_EXERCISE MATERIAL_

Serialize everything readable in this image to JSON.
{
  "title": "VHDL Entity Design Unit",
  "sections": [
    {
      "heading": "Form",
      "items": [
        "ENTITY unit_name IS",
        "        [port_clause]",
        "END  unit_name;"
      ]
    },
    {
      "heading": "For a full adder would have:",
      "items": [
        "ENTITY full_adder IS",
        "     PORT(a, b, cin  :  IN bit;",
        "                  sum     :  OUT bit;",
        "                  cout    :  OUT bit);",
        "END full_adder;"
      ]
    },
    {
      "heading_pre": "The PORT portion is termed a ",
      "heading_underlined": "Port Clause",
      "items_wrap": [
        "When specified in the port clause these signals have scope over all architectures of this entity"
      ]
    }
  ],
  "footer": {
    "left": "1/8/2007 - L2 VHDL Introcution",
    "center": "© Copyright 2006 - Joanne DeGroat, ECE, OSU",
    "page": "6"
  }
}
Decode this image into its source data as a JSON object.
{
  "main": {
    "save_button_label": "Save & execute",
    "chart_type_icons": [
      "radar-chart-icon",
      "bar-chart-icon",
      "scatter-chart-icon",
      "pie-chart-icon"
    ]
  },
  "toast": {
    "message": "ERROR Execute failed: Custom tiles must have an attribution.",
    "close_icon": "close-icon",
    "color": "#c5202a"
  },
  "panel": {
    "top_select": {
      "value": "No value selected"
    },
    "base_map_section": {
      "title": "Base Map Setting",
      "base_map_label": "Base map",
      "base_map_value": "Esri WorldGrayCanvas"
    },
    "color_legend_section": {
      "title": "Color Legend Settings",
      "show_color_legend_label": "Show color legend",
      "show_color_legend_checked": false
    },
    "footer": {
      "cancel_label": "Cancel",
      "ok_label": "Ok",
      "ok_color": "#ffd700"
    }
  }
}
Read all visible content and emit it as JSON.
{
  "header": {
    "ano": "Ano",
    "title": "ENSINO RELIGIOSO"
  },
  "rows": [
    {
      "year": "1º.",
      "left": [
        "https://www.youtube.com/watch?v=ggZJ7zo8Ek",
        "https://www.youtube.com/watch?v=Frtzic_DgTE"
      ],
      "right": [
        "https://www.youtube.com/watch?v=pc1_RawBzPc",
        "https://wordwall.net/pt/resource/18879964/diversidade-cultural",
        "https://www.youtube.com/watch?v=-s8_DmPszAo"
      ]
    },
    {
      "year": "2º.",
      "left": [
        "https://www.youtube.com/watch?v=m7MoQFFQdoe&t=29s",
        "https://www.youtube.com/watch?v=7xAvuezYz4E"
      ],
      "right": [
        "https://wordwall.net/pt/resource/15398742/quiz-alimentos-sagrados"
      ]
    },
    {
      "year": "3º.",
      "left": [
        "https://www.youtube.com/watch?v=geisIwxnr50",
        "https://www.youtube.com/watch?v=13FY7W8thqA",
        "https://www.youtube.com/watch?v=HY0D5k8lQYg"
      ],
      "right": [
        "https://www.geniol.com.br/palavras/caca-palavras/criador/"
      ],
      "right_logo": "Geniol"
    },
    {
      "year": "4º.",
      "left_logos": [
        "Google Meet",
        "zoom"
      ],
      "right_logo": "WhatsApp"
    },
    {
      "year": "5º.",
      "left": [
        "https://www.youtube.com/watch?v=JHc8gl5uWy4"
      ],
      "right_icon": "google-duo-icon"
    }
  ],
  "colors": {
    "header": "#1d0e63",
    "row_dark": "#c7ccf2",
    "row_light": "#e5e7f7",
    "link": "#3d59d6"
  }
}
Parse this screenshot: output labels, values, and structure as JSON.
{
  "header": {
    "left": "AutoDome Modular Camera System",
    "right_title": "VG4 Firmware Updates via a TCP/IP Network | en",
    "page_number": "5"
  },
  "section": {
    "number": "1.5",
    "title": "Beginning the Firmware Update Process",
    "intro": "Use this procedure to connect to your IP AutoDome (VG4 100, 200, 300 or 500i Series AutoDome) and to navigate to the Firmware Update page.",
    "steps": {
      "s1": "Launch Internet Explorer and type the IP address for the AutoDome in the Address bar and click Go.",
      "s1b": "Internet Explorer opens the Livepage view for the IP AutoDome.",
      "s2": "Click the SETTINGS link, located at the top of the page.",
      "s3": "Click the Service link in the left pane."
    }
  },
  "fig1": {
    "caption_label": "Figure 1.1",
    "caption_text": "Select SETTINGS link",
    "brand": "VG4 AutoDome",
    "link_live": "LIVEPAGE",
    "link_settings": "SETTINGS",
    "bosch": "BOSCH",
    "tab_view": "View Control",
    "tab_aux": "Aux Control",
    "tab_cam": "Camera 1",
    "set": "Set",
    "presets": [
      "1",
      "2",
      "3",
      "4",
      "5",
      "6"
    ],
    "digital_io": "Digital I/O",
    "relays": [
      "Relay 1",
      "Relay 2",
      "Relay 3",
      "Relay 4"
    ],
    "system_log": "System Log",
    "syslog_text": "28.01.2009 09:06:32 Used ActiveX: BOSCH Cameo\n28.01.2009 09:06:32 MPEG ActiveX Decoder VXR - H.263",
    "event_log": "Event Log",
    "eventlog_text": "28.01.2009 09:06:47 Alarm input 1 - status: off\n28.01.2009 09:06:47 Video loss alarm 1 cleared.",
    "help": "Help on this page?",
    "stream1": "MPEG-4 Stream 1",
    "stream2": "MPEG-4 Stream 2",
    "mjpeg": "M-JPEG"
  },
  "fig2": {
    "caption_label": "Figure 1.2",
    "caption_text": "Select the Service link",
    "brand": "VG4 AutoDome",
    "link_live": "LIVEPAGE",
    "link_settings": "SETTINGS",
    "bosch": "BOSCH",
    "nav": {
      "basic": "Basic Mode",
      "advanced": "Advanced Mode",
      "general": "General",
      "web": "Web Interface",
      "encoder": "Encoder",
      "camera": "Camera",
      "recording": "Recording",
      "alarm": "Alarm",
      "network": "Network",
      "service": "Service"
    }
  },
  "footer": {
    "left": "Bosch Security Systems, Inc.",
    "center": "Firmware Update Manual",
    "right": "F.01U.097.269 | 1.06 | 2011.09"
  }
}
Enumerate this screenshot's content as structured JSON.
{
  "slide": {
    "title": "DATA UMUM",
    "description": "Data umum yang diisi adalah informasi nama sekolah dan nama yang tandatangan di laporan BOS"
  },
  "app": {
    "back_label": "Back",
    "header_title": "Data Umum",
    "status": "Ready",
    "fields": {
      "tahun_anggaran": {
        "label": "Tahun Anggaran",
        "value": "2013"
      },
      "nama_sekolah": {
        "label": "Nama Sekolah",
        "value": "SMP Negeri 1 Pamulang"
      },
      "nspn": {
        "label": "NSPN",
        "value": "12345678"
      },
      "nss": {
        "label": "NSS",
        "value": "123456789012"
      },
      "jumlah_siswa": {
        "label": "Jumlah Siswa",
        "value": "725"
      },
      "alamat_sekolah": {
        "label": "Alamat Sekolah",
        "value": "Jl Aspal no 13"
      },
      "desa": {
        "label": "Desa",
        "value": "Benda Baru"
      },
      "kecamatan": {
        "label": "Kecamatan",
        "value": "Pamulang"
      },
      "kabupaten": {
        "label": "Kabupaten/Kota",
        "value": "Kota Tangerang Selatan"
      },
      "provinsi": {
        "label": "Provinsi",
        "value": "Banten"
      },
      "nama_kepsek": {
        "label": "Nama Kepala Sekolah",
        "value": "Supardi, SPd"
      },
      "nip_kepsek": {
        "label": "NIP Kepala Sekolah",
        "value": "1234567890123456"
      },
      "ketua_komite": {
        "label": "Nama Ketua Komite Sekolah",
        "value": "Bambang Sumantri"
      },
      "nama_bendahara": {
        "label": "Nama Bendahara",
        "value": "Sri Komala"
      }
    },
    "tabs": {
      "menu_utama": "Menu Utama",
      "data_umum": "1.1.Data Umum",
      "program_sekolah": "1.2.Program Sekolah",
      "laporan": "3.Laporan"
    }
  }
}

_YOUR GOAL_
Find "watch". Copy every line it occurs in.

_RESULT BELOW_
        "https://www.youtube.com/watch?v=ggZJ7zo8Ek",
        "https://www.youtube.com/watch?v=Frtzic_DgTE"
        "https://www.youtube.com/watch?v=pc1_RawBzPc",
        "https://www.youtube.com/watch?v=-s8_DmPszAo"
        "https://www.youtube.com/watch?v=m7MoQFFQdoe&t=29s",
        "https://www.youtube.com/watch?v=7xAvuezYz4E"
        "https://www.youtube.com/watch?v=geisIwxnr50",
        "https://www.youtube.com/watch?v=13FY7W8thqA",
        "https://www.youtube.com/watch?v=HY0D5k8lQYg"
        "https://www.youtube.com/watch?v=JHc8gl5uWy4"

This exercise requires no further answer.